What is asked:
Reproduce every one of the items below, line for line and without any changes.

____

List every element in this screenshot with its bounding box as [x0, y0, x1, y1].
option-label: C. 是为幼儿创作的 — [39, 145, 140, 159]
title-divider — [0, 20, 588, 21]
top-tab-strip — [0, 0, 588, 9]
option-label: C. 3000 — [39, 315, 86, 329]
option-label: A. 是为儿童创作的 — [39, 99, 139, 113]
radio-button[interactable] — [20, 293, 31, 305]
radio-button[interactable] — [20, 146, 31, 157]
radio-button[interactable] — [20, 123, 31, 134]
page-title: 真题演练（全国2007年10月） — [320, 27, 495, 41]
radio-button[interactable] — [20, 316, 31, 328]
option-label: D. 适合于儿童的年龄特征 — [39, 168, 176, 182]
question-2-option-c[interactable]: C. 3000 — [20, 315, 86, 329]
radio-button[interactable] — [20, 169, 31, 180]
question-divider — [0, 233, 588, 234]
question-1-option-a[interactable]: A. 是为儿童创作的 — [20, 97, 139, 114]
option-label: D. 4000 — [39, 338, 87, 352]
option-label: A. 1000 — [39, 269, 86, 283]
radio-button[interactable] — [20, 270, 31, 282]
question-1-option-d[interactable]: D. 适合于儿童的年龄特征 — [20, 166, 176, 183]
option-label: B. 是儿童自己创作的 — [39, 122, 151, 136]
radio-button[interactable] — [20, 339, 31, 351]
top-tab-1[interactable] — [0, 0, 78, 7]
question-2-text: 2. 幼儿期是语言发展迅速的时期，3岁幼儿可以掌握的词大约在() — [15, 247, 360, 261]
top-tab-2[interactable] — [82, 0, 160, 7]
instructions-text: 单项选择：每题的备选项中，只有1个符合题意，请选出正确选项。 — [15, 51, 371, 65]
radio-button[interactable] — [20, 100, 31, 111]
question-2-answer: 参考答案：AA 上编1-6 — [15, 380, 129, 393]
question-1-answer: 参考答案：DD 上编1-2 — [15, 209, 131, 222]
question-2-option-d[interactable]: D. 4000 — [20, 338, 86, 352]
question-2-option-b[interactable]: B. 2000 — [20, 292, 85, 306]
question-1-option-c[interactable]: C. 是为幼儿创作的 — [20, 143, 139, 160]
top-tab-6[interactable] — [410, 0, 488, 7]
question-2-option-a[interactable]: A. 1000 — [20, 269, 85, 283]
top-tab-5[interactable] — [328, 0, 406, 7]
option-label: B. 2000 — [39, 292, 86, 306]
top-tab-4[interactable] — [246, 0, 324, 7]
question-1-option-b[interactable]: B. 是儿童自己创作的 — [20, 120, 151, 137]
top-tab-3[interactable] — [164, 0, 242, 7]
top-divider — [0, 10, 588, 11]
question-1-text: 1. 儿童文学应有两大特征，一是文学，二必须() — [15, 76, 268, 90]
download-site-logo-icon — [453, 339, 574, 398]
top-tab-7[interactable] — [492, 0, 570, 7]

____

Response for this exercise:
List every element in this screenshot with its bounding box as [x0, y0, x1, y1].
option-label: C. 是为幼儿创作的 — [39, 145, 140, 159]
title-divider — [0, 20, 588, 21]
top-tab-strip — [0, 0, 588, 9]
option-label: C. 3000 — [39, 315, 86, 329]
option-label: A. 是为儿童创作的 — [39, 99, 139, 113]
radio-button[interactable] — [20, 293, 31, 305]
radio-button[interactable] — [20, 146, 31, 157]
radio-button[interactable] — [20, 123, 31, 134]
page-title: 真题演练（全国2007年10月） — [320, 27, 495, 41]
radio-button[interactable] — [20, 316, 31, 328]
option-label: D. 适合于儿童的年龄特征 — [39, 168, 176, 182]
question-2-option-c[interactable]: C. 3000 — [20, 315, 86, 329]
radio-button[interactable] — [20, 169, 31, 180]
question-divider — [0, 233, 588, 234]
question-1-option-a[interactable]: A. 是为儿童创作的 — [20, 97, 139, 114]
option-label: D. 4000 — [39, 338, 87, 352]
option-label: A. 1000 — [39, 269, 86, 283]
radio-button[interactable] — [20, 270, 31, 282]
question-1-option-d[interactable]: D. 适合于儿童的年龄特征 — [20, 166, 176, 183]
option-label: B. 是儿童自己创作的 — [39, 122, 151, 136]
radio-button[interactable] — [20, 339, 31, 351]
top-tab-1[interactable] — [0, 0, 78, 7]
question-2-text: 2. 幼儿期是语言发展迅速的时期，3岁幼儿可以掌握的词大约在() — [15, 247, 360, 261]
top-tab-2[interactable] — [82, 0, 160, 7]
instructions-text: 单项选择：每题的备选项中，只有1个符合题意，请选出正确选项。 — [15, 51, 371, 65]
radio-button[interactable] — [20, 100, 31, 111]
question-2-answer: 参考答案：AA 上编1-6 — [15, 380, 129, 393]
question-1-answer: 参考答案：DD 上编1-2 — [15, 209, 131, 222]
question-2-option-d[interactable]: D. 4000 — [20, 338, 86, 352]
question-2-option-b[interactable]: B. 2000 — [20, 292, 85, 306]
question-1-option-c[interactable]: C. 是为幼儿创作的 — [20, 143, 139, 160]
top-tab-6[interactable] — [410, 0, 488, 7]
question-2-option-a[interactable]: A. 1000 — [20, 269, 85, 283]
top-tab-5[interactable] — [328, 0, 406, 7]
option-label: B. 2000 — [39, 292, 86, 306]
top-tab-4[interactable] — [246, 0, 324, 7]
question-1-option-b[interactable]: B. 是儿童自己创作的 — [20, 120, 151, 137]
top-tab-3[interactable] — [164, 0, 242, 7]
top-divider — [0, 10, 588, 11]
question-1-text: 1. 儿童文学应有两大特征，一是文学，二必须() — [15, 76, 268, 90]
download-site-logo-icon — [453, 339, 574, 398]
top-tab-7[interactable] — [492, 0, 570, 7]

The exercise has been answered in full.